==== SELECTED EXTRACT ====
# Spark plug replacement cost $400 according to Cook import VW dealer



## PassatV6MI (Jul 7, 2009)

*Does Spark plug replacement cost $400?*

I called Cook import for pricing of 2006 Passat 3.6 spark plugs replacement and they told me $400 because the complexity of the work. I looked under the hood and it doesn't seems to be that complicated, 6 plugs wire are almost inline.
Did I miss something? Do you need to remove things other than the wires and boots then unscrew the plugs?
Now I called 3 different VW dealer and 3 price: $307/$210/$150.
It's all messed up! 
_Modified by PassatV6MI at 12:36 AM 7-7-2009_

_Modified by PassatV6MI at 1:37 AM 7-7-2009_

_Modified by PassatV6MI at 1:38 AM 7-7-2009_


_Modified by PassatV6MI at 9:57 AM 7-7-2009_


----------



## PassatV6MI (Jul 7, 2009)

*Re: Does Spark plug replacement cost $400? (PassatV6MI)*

any reply?


----------



## thenew3 (Jun 18, 2006)
==== DATA FOR THIS EXERCISE ====
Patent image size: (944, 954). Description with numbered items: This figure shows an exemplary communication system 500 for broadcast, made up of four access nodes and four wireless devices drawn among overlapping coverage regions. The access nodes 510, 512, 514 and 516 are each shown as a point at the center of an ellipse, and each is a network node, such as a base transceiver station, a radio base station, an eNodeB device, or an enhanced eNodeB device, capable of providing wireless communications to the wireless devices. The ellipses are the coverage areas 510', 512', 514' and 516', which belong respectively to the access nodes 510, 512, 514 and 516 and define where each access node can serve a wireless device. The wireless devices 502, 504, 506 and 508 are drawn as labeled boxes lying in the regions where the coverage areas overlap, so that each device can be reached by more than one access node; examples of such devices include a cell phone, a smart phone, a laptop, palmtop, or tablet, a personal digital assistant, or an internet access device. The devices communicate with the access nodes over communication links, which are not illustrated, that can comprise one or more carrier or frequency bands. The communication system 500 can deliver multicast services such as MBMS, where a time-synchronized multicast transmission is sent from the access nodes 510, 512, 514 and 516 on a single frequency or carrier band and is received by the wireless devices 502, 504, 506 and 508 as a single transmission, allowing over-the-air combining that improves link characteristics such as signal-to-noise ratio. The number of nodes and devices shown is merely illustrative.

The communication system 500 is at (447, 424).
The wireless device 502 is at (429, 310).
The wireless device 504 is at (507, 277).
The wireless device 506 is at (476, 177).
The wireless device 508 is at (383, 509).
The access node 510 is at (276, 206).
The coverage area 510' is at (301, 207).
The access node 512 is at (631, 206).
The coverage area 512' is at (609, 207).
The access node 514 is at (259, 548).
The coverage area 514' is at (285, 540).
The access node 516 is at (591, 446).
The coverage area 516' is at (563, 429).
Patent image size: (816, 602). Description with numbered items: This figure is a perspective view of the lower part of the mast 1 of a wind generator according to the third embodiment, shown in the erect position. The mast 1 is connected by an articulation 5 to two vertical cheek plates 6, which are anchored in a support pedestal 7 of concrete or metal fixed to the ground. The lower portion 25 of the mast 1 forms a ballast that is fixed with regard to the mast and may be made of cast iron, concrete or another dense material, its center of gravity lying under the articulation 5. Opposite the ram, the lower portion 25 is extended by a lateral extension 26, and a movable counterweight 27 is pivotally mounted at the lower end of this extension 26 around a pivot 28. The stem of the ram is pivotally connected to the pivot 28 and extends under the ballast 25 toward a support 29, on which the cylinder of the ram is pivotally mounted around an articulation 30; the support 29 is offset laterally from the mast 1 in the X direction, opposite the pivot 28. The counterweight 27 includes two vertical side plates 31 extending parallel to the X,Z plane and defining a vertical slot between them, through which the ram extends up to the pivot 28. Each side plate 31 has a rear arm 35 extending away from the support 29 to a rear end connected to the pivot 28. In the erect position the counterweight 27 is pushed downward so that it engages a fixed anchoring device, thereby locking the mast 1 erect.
====
WORK TO COMPLETE:
1. Extract the passage of the spark plug cost thread between "# Spark plug" and "3 price: $307/$210/$150.", inclusive, word for word.
2. Copy the records verbatim from their first line through the line that contains "The coverage area 516' is at (563, 429).", both ends included.

RESPONSES TO THE EXERCISE:
1.
# Spark plug replacement cost $400 according to Cook import VW dealer



## PassatV6MI (Jul 7, 2009)

*Does Spark plug replacement cost $400?*

I called Cook import for pricing of 2006 Passat 3.6 spark plugs replacement and they told me $400 because the complexity of the work. I looked under the hood and it doesn't seems to be that complicated, 6 plugs wire are almost inline.
Did I miss something? Do you need to remove things other than the wires and boots then unscrew the plugs?
Now I called 3 different VW dealer and 3 price: $307/$210/$150.

2.
Patent image size: (944, 954). Description with numbered items: This figure shows an exemplary communication system 500 for broadcast, made up of four access nodes and four wireless devices drawn among overlapping coverage regions. The access nodes 510, 512, 514 and 516 are each shown as a point at the center of an ellipse, and each is a network node, such as a base transceiver station, a radio base station, an eNodeB device, or an enhanced eNodeB device, capable of providing wireless communications to the wireless devices. The ellipses are the coverage areas 510', 512', 514' and 516', which belong respectively to the access nodes 510, 512, 514 and 516 and define where each access node can serve a wireless device. The wireless devices 502, 504, 506 and 508 are drawn as labeled boxes lying in the regions where the coverage areas overlap, so that each device can be reached by more than one access node; examples of such devices include a cell phone, a smart phone, a laptop, palmtop, or tablet, a personal digital assistant, or an internet access device. The devices communicate with the access nodes over communication links, which are not illustrated, that can comprise one or more carrier or frequency bands. The communication system 500 can deliver multicast services such as MBMS, where a time-synchronized multicast transmission is sent from the access nodes 510, 512, 514 and 516 on a single frequency or carrier band and is received by the wireless devices 502, 504, 506 and 508 as a single transmission, allowing over-the-air combining that improves link characteristics such as signal-to-noise ratio. The number of nodes and devices shown is merely illustrative.

The communication system 500 is at (447, 424).
The wireless device 502 is at (429, 310).
The wireless device 504 is at (507, 277).
The wireless device 506 is at (476, 177).
The wireless device 508 is at (383, 509).
The access node 510 is at (276, 206).
The coverage area 510' is at (301, 207).
The access node 512 is at (631, 206).
The coverage area 512' is at (609, 207).
The access node 514 is at (259, 548).
The coverage area 514' is at (285, 540).
The access node 516 is at (591, 446).
The coverage area 516' is at (563, 429).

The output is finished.